DATA EXTRACT:
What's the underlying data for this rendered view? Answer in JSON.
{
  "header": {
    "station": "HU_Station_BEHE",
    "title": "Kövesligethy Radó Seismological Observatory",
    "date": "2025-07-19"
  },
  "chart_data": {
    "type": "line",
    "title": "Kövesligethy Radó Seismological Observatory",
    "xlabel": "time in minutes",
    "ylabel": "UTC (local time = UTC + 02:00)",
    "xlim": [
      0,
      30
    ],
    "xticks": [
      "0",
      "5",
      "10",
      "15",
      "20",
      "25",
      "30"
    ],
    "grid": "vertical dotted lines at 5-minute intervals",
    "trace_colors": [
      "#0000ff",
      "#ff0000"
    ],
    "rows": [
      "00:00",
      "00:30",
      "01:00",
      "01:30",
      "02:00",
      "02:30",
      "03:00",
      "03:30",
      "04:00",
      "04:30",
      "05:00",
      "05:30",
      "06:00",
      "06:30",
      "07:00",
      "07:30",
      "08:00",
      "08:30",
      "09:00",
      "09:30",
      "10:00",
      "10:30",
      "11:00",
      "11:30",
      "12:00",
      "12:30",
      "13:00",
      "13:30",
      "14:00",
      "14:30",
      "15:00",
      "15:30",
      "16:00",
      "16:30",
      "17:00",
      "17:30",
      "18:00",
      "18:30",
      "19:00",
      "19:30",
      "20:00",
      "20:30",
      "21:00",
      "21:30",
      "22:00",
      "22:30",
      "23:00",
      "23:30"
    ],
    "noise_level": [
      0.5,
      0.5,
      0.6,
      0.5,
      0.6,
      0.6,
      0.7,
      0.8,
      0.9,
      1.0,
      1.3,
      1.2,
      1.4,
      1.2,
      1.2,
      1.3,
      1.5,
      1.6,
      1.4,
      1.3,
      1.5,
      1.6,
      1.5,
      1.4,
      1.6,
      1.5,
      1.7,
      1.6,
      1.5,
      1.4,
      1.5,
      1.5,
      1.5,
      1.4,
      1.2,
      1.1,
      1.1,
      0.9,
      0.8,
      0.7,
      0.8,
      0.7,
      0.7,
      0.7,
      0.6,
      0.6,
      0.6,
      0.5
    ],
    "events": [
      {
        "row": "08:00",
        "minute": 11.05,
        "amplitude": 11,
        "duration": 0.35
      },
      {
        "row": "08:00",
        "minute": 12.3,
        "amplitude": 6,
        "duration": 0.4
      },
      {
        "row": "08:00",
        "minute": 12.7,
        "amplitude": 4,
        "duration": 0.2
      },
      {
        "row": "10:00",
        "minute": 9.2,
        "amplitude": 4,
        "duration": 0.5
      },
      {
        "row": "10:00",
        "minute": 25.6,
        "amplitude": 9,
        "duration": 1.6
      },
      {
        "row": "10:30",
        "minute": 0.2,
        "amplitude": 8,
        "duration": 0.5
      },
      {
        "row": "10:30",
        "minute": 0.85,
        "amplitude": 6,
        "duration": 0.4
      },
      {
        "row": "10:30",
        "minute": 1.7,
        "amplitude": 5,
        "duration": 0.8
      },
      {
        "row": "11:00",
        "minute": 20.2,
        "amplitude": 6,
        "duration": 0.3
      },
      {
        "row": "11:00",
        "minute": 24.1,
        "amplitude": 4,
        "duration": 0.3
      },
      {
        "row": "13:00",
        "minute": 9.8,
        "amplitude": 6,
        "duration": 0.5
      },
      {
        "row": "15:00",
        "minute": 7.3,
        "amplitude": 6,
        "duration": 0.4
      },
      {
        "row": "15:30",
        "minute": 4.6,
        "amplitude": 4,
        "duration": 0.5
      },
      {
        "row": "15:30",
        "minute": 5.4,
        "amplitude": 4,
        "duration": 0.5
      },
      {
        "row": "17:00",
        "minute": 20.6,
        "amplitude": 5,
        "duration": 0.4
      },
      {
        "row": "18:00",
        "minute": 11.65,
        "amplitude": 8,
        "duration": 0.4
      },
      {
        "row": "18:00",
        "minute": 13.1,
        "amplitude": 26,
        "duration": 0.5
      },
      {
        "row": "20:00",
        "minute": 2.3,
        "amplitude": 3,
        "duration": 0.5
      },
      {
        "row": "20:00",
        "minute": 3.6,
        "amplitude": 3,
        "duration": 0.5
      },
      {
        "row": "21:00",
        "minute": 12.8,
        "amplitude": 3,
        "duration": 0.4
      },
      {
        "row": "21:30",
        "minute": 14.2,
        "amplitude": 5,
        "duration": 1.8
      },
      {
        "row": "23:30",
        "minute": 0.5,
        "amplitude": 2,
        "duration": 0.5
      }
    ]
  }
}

SHORT TASK:
Pick out every line of the listing containing the word "time", and show those lines.

EXERCISE SOLUTION:
    "xlabel": "time in minutes",
    "ylabel": "UTC (local time = UTC + 02:00)",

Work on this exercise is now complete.